Copy every line of the records below word for word, changing nothing.

## Record set
********
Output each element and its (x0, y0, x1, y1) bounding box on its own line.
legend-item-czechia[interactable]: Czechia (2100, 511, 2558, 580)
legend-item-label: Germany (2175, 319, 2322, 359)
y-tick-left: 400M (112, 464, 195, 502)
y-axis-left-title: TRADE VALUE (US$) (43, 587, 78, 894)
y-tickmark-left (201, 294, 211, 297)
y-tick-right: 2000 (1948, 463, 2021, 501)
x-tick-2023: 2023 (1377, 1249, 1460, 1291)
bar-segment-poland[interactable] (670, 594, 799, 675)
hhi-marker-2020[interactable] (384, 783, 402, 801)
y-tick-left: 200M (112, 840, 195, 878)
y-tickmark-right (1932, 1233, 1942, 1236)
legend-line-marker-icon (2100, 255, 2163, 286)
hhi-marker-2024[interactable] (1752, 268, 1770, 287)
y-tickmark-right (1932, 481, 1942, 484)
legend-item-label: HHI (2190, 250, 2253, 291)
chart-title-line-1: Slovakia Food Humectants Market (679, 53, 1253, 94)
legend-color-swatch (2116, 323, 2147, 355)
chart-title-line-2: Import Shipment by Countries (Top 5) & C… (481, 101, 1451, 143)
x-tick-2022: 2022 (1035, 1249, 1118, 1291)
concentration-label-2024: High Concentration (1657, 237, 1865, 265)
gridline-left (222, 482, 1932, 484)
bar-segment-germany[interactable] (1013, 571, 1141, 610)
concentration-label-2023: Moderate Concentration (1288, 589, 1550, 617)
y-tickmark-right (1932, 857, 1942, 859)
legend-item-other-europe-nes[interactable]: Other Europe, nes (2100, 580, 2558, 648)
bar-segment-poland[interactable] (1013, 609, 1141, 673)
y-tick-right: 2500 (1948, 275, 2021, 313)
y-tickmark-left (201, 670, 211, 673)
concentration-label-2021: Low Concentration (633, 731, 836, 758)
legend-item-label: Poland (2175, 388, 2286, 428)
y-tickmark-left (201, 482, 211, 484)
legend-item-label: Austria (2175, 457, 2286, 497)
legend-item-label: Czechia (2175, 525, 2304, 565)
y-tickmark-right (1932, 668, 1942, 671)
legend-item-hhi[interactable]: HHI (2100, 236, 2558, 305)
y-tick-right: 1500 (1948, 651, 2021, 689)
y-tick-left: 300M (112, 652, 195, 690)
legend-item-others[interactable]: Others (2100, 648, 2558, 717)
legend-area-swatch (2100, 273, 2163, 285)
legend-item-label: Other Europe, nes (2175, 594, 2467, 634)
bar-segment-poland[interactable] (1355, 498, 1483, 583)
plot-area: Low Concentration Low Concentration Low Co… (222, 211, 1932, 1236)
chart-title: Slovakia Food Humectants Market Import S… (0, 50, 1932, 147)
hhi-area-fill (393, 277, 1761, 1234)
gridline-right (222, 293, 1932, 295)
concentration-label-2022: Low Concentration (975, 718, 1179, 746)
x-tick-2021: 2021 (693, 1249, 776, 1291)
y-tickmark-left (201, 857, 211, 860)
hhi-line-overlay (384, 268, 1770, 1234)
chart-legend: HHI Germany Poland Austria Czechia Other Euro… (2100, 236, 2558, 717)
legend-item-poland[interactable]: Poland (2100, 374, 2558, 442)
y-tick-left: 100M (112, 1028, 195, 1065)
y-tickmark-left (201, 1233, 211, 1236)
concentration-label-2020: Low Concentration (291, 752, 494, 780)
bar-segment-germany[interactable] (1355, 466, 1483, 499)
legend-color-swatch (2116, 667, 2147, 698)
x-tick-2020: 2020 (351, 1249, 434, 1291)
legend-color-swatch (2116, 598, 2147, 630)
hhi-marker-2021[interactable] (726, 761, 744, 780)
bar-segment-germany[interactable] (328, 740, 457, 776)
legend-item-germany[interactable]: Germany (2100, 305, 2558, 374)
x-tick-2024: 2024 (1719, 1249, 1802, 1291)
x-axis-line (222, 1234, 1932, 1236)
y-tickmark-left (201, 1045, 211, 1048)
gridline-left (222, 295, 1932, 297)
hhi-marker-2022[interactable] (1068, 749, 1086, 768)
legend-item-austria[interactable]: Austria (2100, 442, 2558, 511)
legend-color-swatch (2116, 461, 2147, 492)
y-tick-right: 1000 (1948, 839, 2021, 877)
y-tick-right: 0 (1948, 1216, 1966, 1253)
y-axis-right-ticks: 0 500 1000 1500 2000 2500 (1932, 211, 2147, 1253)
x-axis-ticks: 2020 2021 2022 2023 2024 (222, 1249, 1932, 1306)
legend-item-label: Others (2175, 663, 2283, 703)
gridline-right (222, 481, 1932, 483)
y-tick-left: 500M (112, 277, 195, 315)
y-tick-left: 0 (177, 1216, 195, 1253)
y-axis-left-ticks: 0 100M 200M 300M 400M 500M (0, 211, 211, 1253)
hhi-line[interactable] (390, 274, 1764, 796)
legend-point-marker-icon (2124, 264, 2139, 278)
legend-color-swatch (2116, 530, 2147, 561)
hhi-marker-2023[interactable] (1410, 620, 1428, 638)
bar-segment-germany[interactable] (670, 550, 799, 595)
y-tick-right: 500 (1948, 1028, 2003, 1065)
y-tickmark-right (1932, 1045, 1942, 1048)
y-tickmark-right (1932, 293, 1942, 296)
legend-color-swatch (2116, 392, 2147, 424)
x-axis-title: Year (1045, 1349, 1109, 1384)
********
## Result of the task
Output each element and its (x0, y0, x1, y1) bounding box on its own line.
legend-item-czechia[interactable]: Czechia (2100, 511, 2558, 580)
legend-item-label: Germany (2175, 319, 2322, 359)
y-tick-left: 400M (112, 464, 195, 502)
y-axis-left-title: TRADE VALUE (US$) (43, 587, 78, 894)
y-tickmark-left (201, 294, 211, 297)
y-tick-right: 2000 (1948, 463, 2021, 501)
x-tick-2023: 2023 (1377, 1249, 1460, 1291)
bar-segment-poland[interactable] (670, 594, 799, 675)
hhi-marker-2020[interactable] (384, 783, 402, 801)
y-tick-left: 200M (112, 840, 195, 878)
y-tickmark-right (1932, 1233, 1942, 1236)
legend-line-marker-icon (2100, 255, 2163, 286)
hhi-marker-2024[interactable] (1752, 268, 1770, 287)
y-tickmark-right (1932, 481, 1942, 484)
legend-item-label: HHI (2190, 250, 2253, 291)
chart-title-line-1: Slovakia Food Humectants Market (679, 53, 1253, 94)
legend-color-swatch (2116, 323, 2147, 355)
chart-title-line-2: Import Shipment by Countries (Top 5) & C… (481, 101, 1451, 143)
x-tick-2022: 2022 (1035, 1249, 1118, 1291)
concentration-label-2024: High Concentration (1657, 237, 1865, 265)
gridline-left (222, 482, 1932, 484)
bar-segment-germany[interactable] (1013, 571, 1141, 610)
concentration-label-2023: Moderate Concentration (1288, 589, 1550, 617)
y-tickmark-right (1932, 857, 1942, 859)
legend-item-other-europe-nes[interactable]: Other Europe, nes (2100, 580, 2558, 648)
bar-segment-poland[interactable] (1013, 609, 1141, 673)
y-tick-right: 2500 (1948, 275, 2021, 313)
y-tickmark-left (201, 670, 211, 673)
concentration-label-2021: Low Concentration (633, 731, 836, 758)
legend-item-label: Poland (2175, 388, 2286, 428)
y-tickmark-left (201, 482, 211, 484)
legend-item-label: Austria (2175, 457, 2286, 497)
legend-item-label: Czechia (2175, 525, 2304, 565)
y-tickmark-right (1932, 668, 1942, 671)
legend-item-hhi[interactable]: HHI (2100, 236, 2558, 305)
y-tick-right: 1500 (1948, 651, 2021, 689)
y-tick-left: 300M (112, 652, 195, 690)
legend-item-others[interactable]: Others (2100, 648, 2558, 717)
legend-area-swatch (2100, 273, 2163, 285)
legend-item-label: Other Europe, nes (2175, 594, 2467, 634)
bar-segment-poland[interactable] (1355, 498, 1483, 583)
plot-area: Low Concentration Low Concentration Low Co… (222, 211, 1932, 1236)
chart-title: Slovakia Food Humectants Market Import S… (0, 50, 1932, 147)
hhi-area-fill (393, 277, 1761, 1234)
gridline-right (222, 293, 1932, 295)
concentration-label-2022: Low Concentration (975, 718, 1179, 746)
x-tick-2021: 2021 (693, 1249, 776, 1291)
y-tickmark-left (201, 857, 211, 860)
hhi-line-overlay (384, 268, 1770, 1234)
chart-legend: HHI Germany Poland Austria Czechia Other Euro… (2100, 236, 2558, 717)
legend-item-poland[interactable]: Poland (2100, 374, 2558, 442)
y-tick-left: 100M (112, 1028, 195, 1065)
y-tickmark-left (201, 1233, 211, 1236)
concentration-label-2020: Low Concentration (291, 752, 494, 780)
bar-segment-germany[interactable] (1355, 466, 1483, 499)
legend-color-swatch (2116, 667, 2147, 698)
x-tick-2020: 2020 (351, 1249, 434, 1291)
legend-color-swatch (2116, 598, 2147, 630)
hhi-marker-2021[interactable] (726, 761, 744, 780)
bar-segment-germany[interactable] (328, 740, 457, 776)
legend-item-germany[interactable]: Germany (2100, 305, 2558, 374)
x-tick-2024: 2024 (1719, 1249, 1802, 1291)
x-axis-line (222, 1234, 1932, 1236)
y-tickmark-left (201, 1045, 211, 1048)
gridline-left (222, 295, 1932, 297)
hhi-marker-2022[interactable] (1068, 749, 1086, 768)
legend-item-austria[interactable]: Austria (2100, 442, 2558, 511)
legend-color-swatch (2116, 461, 2147, 492)
y-tick-right: 1000 (1948, 839, 2021, 877)
y-tick-right: 0 (1948, 1216, 1966, 1253)
y-axis-right-ticks: 0 500 1000 1500 2000 2500 (1932, 211, 2147, 1253)
x-axis-ticks: 2020 2021 2022 2023 2024 (222, 1249, 1932, 1306)
legend-item-label: Others (2175, 663, 2283, 703)
gridline-right (222, 481, 1932, 483)
y-tick-left: 500M (112, 277, 195, 315)
y-tick-left: 0 (177, 1216, 195, 1253)
y-axis-left-ticks: 0 100M 200M 300M 400M 500M (0, 211, 211, 1253)
hhi-line[interactable] (390, 274, 1764, 796)
legend-point-marker-icon (2124, 264, 2139, 278)
legend-color-swatch (2116, 530, 2147, 561)
hhi-marker-2023[interactable] (1410, 620, 1428, 638)
bar-segment-germany[interactable] (670, 550, 799, 595)
y-tick-right: 500 (1948, 1028, 2003, 1065)
y-tickmark-right (1932, 1045, 1942, 1048)
y-tickmark-right (1932, 293, 1942, 296)
legend-color-swatch (2116, 392, 2147, 424)
x-axis-title: Year (1045, 1349, 1109, 1384)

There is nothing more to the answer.